> PROBLEM STATEMENT: Print each record below word for word.
Start of RECORDS PROVIDED
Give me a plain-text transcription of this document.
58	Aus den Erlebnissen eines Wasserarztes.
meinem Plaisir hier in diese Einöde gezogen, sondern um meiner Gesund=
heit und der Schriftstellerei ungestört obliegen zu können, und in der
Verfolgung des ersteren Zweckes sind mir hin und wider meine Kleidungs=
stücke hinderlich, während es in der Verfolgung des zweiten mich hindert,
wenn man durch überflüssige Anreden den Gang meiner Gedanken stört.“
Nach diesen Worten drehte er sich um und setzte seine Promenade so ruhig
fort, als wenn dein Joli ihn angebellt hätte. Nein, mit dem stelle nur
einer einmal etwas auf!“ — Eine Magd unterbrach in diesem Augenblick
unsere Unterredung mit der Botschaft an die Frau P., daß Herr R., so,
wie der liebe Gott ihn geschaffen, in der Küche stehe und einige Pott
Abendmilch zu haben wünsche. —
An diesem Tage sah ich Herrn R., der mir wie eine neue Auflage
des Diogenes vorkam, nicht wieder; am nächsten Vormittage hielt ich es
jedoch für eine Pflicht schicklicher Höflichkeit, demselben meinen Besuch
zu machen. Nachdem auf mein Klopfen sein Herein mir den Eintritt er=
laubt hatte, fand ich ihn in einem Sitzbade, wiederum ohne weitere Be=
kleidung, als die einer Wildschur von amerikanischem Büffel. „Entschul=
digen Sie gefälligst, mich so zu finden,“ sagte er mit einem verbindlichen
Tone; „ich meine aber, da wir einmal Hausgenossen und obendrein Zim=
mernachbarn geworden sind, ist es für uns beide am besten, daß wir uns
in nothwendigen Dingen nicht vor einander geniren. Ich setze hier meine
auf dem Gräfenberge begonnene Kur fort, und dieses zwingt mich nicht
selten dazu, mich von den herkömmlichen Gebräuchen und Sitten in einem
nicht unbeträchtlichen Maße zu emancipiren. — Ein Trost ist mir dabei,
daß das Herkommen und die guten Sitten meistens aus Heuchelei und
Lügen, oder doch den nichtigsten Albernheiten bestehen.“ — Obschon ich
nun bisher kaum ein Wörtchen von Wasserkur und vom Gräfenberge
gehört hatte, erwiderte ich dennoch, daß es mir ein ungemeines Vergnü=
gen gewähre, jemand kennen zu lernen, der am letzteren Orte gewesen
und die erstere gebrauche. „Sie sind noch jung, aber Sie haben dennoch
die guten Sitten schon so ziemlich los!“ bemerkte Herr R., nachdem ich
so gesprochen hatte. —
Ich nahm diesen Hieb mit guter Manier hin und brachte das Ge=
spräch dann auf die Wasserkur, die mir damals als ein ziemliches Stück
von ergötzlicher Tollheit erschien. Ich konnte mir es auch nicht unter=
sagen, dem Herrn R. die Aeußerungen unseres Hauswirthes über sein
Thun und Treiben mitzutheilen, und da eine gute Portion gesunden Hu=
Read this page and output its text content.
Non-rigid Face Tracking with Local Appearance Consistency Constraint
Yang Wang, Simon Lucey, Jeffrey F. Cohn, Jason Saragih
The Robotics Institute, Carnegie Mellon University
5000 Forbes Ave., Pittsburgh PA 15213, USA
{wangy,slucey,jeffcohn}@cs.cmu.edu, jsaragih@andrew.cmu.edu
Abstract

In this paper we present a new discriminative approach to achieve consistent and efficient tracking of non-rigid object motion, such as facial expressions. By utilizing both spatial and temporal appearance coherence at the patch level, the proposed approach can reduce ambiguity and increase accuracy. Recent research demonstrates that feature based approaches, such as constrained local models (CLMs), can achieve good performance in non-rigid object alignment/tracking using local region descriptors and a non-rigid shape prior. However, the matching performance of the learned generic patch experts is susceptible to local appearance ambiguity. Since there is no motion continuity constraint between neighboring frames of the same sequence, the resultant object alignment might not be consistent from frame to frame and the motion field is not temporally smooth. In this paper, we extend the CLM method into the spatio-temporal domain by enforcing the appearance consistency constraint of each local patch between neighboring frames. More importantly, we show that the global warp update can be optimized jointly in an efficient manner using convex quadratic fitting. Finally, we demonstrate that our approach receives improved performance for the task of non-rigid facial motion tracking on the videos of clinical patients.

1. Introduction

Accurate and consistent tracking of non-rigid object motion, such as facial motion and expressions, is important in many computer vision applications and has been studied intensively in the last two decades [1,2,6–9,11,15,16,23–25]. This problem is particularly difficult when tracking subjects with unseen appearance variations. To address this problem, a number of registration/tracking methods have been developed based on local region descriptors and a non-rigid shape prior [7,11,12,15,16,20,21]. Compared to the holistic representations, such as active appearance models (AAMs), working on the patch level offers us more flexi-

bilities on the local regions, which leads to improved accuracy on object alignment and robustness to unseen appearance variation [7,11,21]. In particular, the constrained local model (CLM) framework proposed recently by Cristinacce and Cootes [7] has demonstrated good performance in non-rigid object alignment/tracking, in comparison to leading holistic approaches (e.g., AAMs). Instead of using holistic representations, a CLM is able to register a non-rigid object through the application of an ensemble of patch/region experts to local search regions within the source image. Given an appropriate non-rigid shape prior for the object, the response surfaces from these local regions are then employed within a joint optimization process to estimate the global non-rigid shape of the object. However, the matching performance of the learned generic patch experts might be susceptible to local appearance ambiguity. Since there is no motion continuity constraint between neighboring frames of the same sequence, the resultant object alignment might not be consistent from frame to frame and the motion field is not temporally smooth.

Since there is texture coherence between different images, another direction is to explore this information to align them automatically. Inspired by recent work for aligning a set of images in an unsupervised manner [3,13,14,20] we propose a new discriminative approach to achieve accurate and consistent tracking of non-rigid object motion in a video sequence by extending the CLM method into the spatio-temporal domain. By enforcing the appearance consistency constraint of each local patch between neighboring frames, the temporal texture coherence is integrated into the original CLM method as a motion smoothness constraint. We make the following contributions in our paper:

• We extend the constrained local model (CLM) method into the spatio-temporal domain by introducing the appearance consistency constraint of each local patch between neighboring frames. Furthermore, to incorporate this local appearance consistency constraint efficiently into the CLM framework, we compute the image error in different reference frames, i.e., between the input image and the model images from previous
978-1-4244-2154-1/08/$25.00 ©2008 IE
End of RECORDS PROVIDED
> ANSWER SECTION:
Give me a plain-text transcription of this document.
58	Aus den Erlebnissen eines Wasserarztes.
meinem Plaisir hier in diese Einöde gezogen, sondern um meiner Gesund=
heit und der Schriftstellerei ungestört obliegen zu können, und in der
Verfolgung des ersteren Zweckes sind mir hin und wider meine Kleidungs=
stücke hinderlich, während es in der Verfolgung des zweiten mich hindert,
wenn man durch überflüssige Anreden den Gang meiner Gedanken stört.“
Nach diesen Worten drehte er sich um und setzte seine Promenade so ruhig
fort, als wenn dein Joli ihn angebellt hätte. Nein, mit dem stelle nur
einer einmal etwas auf!“ — Eine Magd unterbrach in diesem Augenblick
unsere Unterredung mit der Botschaft an die Frau P., daß Herr R., so,
wie der liebe Gott ihn geschaffen, in der Küche stehe und einige Pott
Abendmilch zu haben wünsche. —
An diesem Tage sah ich Herrn R., der mir wie eine neue Auflage
des Diogenes vorkam, nicht wieder; am nächsten Vormittage hielt ich es
jedoch für eine Pflicht schicklicher Höflichkeit, demselben meinen Besuch
zu machen. Nachdem auf mein Klopfen sein Herein mir den Eintritt er=
laubt hatte, fand ich ihn in einem Sitzbade, wiederum ohne weitere Be=
kleidung, als die einer Wildschur von amerikanischem Büffel. „Entschul=
digen Sie gefälligst, mich so zu finden,“ sagte er mit einem verbindlichen
Tone; „ich meine aber, da wir einmal Hausgenossen und obendrein Zim=
mernachbarn geworden sind, ist es für uns beide am besten, daß wir uns
in nothwendigen Dingen nicht vor einander geniren. Ich setze hier meine
auf dem Gräfenberge begonnene Kur fort, und dieses zwingt mich nicht
selten dazu, mich von den herkömmlichen Gebräuchen und Sitten in einem
nicht unbeträchtlichen Maße zu emancipiren. — Ein Trost ist mir dabei,
daß das Herkommen und die guten Sitten meistens aus Heuchelei und
Lügen, oder doch den nichtigsten Albernheiten bestehen.“ — Obschon ich
nun bisher kaum ein Wörtchen von Wasserkur und vom Gräfenberge
gehört hatte, erwiderte ich dennoch, daß es mir ein ungemeines Vergnü=
gen gewähre, jemand kennen zu lernen, der am letzteren Orte gewesen
und die erstere gebrauche. „Sie sind noch jung, aber Sie haben dennoch
die guten Sitten schon so ziemlich los!“ bemerkte Herr R., nachdem ich
so gesprochen hatte. —
Ich nahm diesen Hieb mit guter Manier hin und brachte das Ge=
spräch dann auf die Wasserkur, die mir damals als ein ziemliches Stück
von ergötzlicher Tollheit erschien. Ich konnte mir es auch nicht unter=
sagen, dem Herrn R. die Aeußerungen unseres Hauswirthes über sein
Thun und Treiben mitzutheilen, und da eine gute Portion gesunden Hu=
Read this page and output its text content.
Non-rigid Face Tracking with Local Appearance Consistency Constraint
Yang Wang, Simon Lucey, Jeffrey F. Cohn, Jason Saragih
The Robotics Institute, Carnegie Mellon University
5000 Forbes Ave., Pittsburgh PA 15213, USA
{wangy,slucey,jeffcohn}@cs.cmu.edu, jsaragih@andrew.cmu.edu
Abstract

In this paper we present a new discriminative approach to achieve consistent and efficient tracking of non-rigid object motion, such as facial expressions. By utilizing both spatial and temporal appearance coherence at the patch level, the proposed approach can reduce ambiguity and increase accuracy. Recent research demonstrates that feature based approaches, such as constrained local models (CLMs), can achieve good performance in non-rigid object alignment/tracking using local region descriptors and a non-rigid shape prior. However, the matching performance of the learned generic patch experts is susceptible to local appearance ambiguity. Since there is no motion continuity constraint between neighboring frames of the same sequence, the resultant object alignment might not be consistent from frame to frame and the motion field is not temporally smooth. In this paper, we extend the CLM method into the spatio-temporal domain by enforcing the appearance consistency constraint of each local patch between neighboring frames. More importantly, we show that the global warp update can be optimized jointly in an efficient manner using convex quadratic fitting. Finally, we demonstrate that our approach receives improved performance for the task of non-rigid facial motion tracking on the videos of clinical patients.

1. Introduction

Accurate and consistent tracking of non-rigid object motion, such as facial motion and expressions, is important in many computer vision applications and has been studied intensively in the last two decades [1,2,6–9,11,15,16,23–25]. This problem is particularly difficult when tracking subjects with unseen appearance variations. To address this problem, a number of registration/tracking methods have been developed based on local region descriptors and a non-rigid shape prior [7,11,12,15,16,20,21]. Compared to the holistic representations, such as active appearance models (AAMs), working on the patch level offers us more flexi-

bilities on the local regions, which leads to improved accuracy on object alignment and robustness to unseen appearance variation [7,11,21]. In particular, the constrained local model (CLM) framework proposed recently by Cristinacce and Cootes [7] has demonstrated good performance in non-rigid object alignment/tracking, in comparison to leading holistic approaches (e.g., AAMs). Instead of using holistic representations, a CLM is able to register a non-rigid object through the application of an ensemble of patch/region experts to local search regions within the source image. Given an appropriate non-rigid shape prior for the object, the response surfaces from these local regions are then employed within a joint optimization process to estimate the global non-rigid shape of the object. However, the matching performance of the learned generic patch experts might be susceptible to local appearance ambiguity. Since there is no motion continuity constraint between neighboring frames of the same sequence, the resultant object alignment might not be consistent from frame to frame and the motion field is not temporally smooth.

Since there is texture coherence between different images, another direction is to explore this information to align them automatically. Inspired by recent work for aligning a set of images in an unsupervised manner [3,13,14,20] we propose a new discriminative approach to achieve accurate and consistent tracking of non-rigid object motion in a video sequence by extending the CLM method into the spatio-temporal domain. By enforcing the appearance consistency constraint of each local patch between neighboring frames, the temporal texture coherence is integrated into the original CLM method as a motion smoothness constraint. We make the following contributions in our paper:

• We extend the constrained local model (CLM) method into the spatio-temporal domain by introducing the appearance consistency constraint of each local patch between neighboring frames. Furthermore, to incorporate this local appearance consistency constraint efficiently into the CLM framework, we compute the image error in different reference frames, i.e., between the input image and the model images from previous
978-1-4244-2154-1/08/$25.00 ©2008 IE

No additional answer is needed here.